What to produce
Find every line in the records below that holds the word "детей" and copy it.

########################################

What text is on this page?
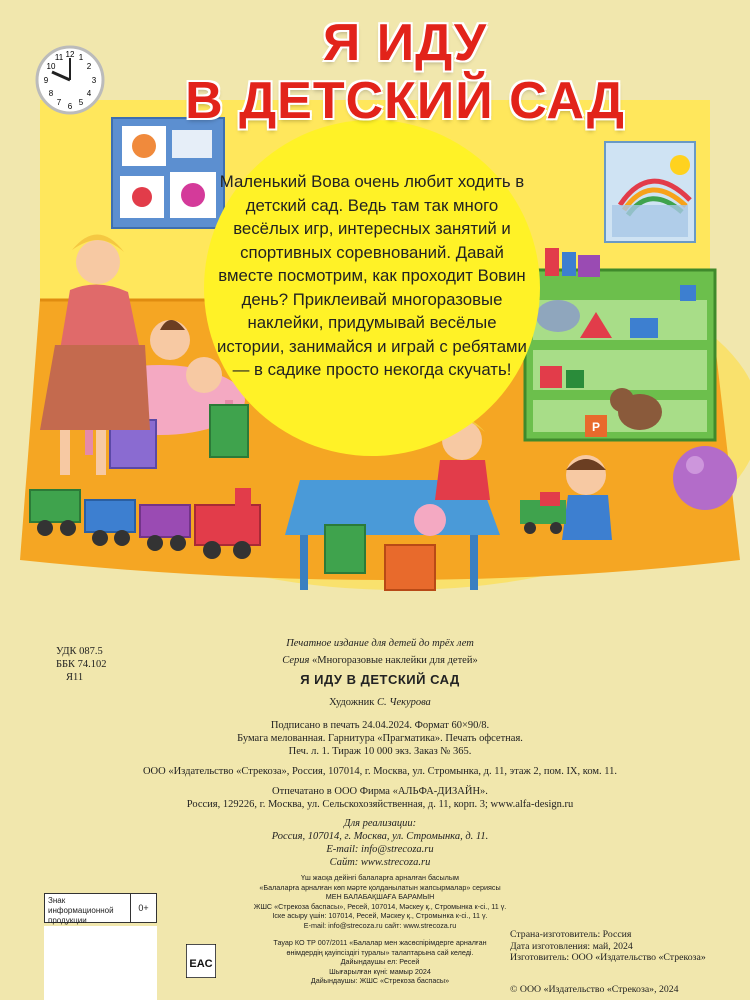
12 1
2
3
4
5
6
7
8
9
10
11
Р
Я ИДУ
В ДЕТСКИЙ САД
Маленький Вова очень любит ходить в детский сад. Ведь там так много весёлых игр, интересных занятий и спортивных соревнований. Давай вместе посмотрим, как проходит Вовин день? Приклеивай многоразовые наклейки, придумывай весёлые истории, занимайся и играй с ребятами — в садике просто некогда скучать!
УДК 087.5
ББК 74.102
Я11
Печатное издание для детей до трёх лет
Серия «Многоразовые наклейки для детей»
Я ИДУ В ДЕТСКИЙ САД
Художник С. Чекурова
Подписано в печать 24.04.2024. Формат 60×90/8.
Бумага мелованная. Гарнитура «Прагматика». Печать офсетная.
Печ. л. 1. Тираж 10 000 экз. Заказ № 365.
ООО «Издательство «Стрекоза», Россия, 107014, г. Москва, ул. Стромынка, д. 11, этаж 2, пом. IX, ком. 11.
Отпечатано в ООО Фирма «АЛЬФА-ДИЗАЙН».
Россия, 129226, г. Москва, ул. Сельскохозяйственная, д. 11, корп. 3; www.alfa-design.ru
Для реализации:
Россия, 107014, г. Москва, ул. Стромынка, д. 11.
E-mail: info@strecoza.ru
Сайт: www.strecoza.ru
Үш жасқа дейінгі балаларға арналған басылым
«Балаларға арналған көп мәрте қолданылатын жапсырмалар» сериясы
МЕН БАЛАБАҚШАҒА БАРАМЫН
ЖШС «Стрекоза баспасы», Ресей, 107014, Мәскеу қ., Стромынка к-сі., 11 ү.
Іске асыру үшін: 107014, Ресей, Мәскеу қ., Стромынка к-сі., 11 ү.
E-mail: info@strecoza.ru сайт: www.strecoza.ru
Тауар КО ТР 007/2011 «Балалар мен жасөспірімдерге арналған
өнімдердің қауіпсіздігі туралы» талаптарына сай келеді.
Дайындаушы ел: Ресей
Шығарылған күні: мамыр 2024
Дайындаушы: ЖШС «Стрекоза баспасы»
Знак информационной продукции
0+
EAC
Страна-изготовитель: Россия
Дата изготовления: май, 2024
Изготовитель: ООО «Издательство «Стрекоза»
© ООО «Издательство «Стрекоза», 2024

########################################

Output
Печатное издание для детей до трёх лет
Серия «Многоразовые наклейки для детей»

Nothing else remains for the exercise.